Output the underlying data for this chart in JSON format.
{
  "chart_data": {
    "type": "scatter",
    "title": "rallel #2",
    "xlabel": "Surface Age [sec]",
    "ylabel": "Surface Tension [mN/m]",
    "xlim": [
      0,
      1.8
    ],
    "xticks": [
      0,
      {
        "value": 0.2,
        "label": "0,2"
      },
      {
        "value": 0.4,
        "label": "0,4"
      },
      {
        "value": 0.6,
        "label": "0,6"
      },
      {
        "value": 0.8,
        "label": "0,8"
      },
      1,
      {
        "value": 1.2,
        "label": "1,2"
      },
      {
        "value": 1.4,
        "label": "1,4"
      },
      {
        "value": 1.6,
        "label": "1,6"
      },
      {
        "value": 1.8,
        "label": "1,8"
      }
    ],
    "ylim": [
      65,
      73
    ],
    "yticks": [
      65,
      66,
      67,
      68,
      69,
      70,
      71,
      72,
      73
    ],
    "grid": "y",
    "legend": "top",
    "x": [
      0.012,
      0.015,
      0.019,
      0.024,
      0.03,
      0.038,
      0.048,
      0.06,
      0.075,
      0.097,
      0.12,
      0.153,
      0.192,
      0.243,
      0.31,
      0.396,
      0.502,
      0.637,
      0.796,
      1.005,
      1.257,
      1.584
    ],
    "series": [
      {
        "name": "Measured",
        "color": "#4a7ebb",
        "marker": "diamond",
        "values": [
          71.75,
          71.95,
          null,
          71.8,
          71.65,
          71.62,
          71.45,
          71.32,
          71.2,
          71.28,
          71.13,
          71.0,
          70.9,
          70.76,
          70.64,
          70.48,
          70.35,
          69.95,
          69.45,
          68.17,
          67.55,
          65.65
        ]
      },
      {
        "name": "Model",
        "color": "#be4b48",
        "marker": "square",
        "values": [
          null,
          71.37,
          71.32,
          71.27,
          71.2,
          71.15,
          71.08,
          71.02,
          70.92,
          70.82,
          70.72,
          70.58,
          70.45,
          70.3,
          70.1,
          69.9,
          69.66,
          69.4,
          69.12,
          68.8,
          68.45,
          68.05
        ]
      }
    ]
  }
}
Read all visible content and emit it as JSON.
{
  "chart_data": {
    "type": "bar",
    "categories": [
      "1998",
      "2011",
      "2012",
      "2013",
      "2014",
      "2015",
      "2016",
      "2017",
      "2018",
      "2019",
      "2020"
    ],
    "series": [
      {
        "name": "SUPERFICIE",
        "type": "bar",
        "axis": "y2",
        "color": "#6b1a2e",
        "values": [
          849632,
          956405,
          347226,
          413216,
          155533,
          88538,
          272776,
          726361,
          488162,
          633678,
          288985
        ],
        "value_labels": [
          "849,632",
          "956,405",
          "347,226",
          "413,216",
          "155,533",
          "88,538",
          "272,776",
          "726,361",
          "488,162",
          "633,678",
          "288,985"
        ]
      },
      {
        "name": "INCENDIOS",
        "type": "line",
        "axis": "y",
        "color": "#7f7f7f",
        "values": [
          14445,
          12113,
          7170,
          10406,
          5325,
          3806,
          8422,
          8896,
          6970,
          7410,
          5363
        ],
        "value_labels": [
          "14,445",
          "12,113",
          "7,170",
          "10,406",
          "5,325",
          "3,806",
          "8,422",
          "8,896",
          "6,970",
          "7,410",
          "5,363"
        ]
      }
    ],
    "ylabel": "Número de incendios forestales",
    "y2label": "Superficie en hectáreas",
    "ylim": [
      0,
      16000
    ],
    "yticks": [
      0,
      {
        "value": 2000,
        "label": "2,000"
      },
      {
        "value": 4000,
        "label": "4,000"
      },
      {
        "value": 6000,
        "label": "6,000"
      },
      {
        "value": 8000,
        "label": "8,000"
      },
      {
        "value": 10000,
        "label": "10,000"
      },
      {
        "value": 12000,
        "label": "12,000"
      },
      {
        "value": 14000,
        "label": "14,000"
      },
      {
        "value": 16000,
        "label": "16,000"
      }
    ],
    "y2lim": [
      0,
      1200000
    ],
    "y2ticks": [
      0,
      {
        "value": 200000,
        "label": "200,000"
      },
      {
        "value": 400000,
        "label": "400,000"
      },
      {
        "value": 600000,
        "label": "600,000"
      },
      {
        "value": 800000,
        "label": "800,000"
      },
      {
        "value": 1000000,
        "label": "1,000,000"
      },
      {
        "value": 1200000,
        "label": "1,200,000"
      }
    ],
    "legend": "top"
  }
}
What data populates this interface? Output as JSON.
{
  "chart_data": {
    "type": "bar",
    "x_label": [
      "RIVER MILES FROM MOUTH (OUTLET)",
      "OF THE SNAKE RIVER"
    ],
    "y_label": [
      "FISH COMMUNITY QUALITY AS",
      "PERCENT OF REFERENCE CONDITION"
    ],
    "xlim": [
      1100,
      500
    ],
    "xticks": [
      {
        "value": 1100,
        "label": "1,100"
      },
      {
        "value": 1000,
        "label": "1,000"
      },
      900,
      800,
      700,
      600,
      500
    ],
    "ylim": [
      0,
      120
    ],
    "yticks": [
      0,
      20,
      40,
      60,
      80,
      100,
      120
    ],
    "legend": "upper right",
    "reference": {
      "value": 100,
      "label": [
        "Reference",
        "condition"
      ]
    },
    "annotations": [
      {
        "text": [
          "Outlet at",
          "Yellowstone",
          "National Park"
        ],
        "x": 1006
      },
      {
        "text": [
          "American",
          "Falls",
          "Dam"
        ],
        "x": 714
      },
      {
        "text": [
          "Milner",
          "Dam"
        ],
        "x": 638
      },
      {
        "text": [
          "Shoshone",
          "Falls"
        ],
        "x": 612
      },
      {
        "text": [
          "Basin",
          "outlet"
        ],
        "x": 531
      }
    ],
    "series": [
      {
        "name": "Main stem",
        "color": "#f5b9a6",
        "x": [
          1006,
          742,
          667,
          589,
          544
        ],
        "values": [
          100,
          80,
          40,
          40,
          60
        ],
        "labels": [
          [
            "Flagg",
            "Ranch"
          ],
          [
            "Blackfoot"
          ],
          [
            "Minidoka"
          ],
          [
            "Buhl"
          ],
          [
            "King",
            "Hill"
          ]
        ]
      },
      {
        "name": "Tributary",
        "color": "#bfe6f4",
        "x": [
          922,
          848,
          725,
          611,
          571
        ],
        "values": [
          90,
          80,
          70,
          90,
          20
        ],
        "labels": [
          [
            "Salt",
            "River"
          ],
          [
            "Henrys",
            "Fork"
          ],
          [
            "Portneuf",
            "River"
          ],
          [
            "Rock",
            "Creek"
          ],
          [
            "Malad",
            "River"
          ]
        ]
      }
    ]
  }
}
———
• WHAT NEEDS TO BE DONE:
Within the data above, pick out all lines holding the word "ylabel".

• FINAL RESULT:
    "ylabel": "Surface Tension [mN/m]",
    "ylabel": "Número de incendios forestales",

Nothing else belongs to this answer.